__The exercise__
Omit all pictures. Copy exactly the lines from the line containing "Read out every word on this page." to the end of the listing, with both ends included.

__Data lines__
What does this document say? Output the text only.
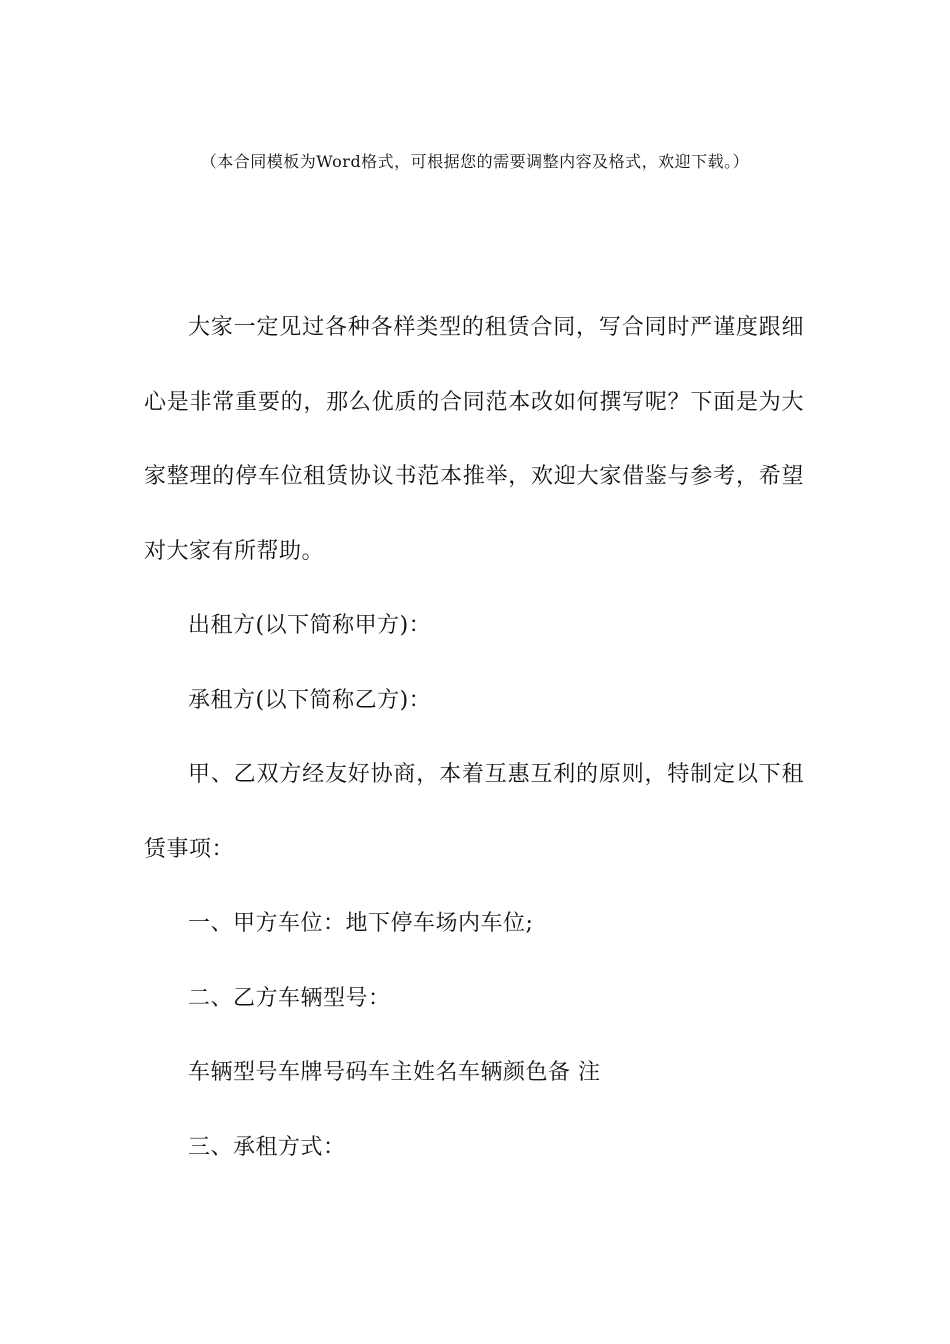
（本合同模板为Word格式，可根据您的需要调整内容及格式，欢迎下载。）

大家一定见过各种各样类型的租赁合同，写合同时严谨度跟细心是非常重要的，那么优质的合同范本改如何撰写呢？下面是为大家整理的停车位租赁协议书范本推举，欢迎大家借鉴与参考，希望对大家有所帮助。

出租方(以下简称甲方)：

承租方(以下简称乙方)：

甲、乙双方经友好协商，本着互惠互利的原则，特制定以下租赁事项：

一、甲方车位：地下停车场内车位;

二、乙方车辆型号：

车辆型号车牌号码车主姓名车辆颜色备 注

三、承租方式：
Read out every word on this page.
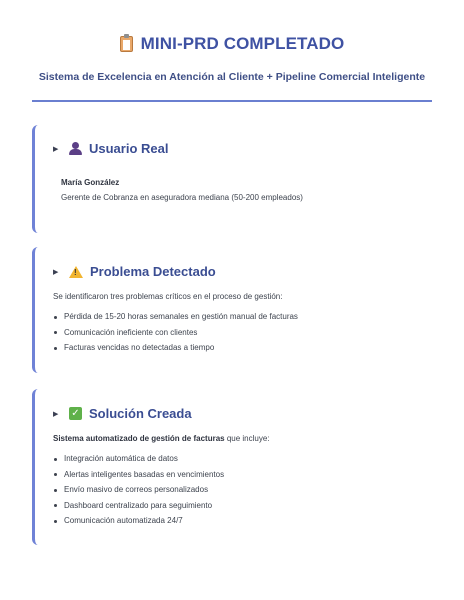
MINI-PRD COMPLETADO
Sistema de Excelencia en Atención al Cliente + Pipeline Comercial Inteligente
▶ Usuario Real
María González
Gerente de Cobranza en aseguradora mediana (50-200 empleados)
▶	! Problema Detectado
Se identificaron tres problemas críticos en el proceso de gestión:
Pérdida de 15-20 horas semanales en gestión manual de facturas
Comunicación ineficiente con clientes
Facturas vencidas no detectadas a tiempo
▶	✓ Solución Creada
Sistema automatizado de gestión de facturas que incluye:
Integración automática de datos
Alertas inteligentes basadas en vencimientos
Envío masivo de correos personalizados
Dashboard centralizado para seguimiento
Comunicación automatizada 24/7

__Answer to the task__
Read out every word on this page.
MINI-PRD COMPLETADO
Sistema de Excelencia en Atención al Cliente + Pipeline Comercial Inteligente
▶ Usuario Real
María González
Gerente de Cobranza en aseguradora mediana (50-200 empleados)
▶	! Problema Detectado
Se identificaron tres problemas críticos en el proceso de gestión:
Pérdida de 15-20 horas semanales en gestión manual de facturas
Comunicación ineficiente con clientes
Facturas vencidas no detectadas a tiempo
▶	✓ Solución Creada
Sistema automatizado de gestión de facturas que incluye:
Integración automática de datos
Alertas inteligentes basadas en vencimientos
Envío masivo de correos personalizados
Dashboard centralizado para seguimiento
Comunicación automatizada 24/7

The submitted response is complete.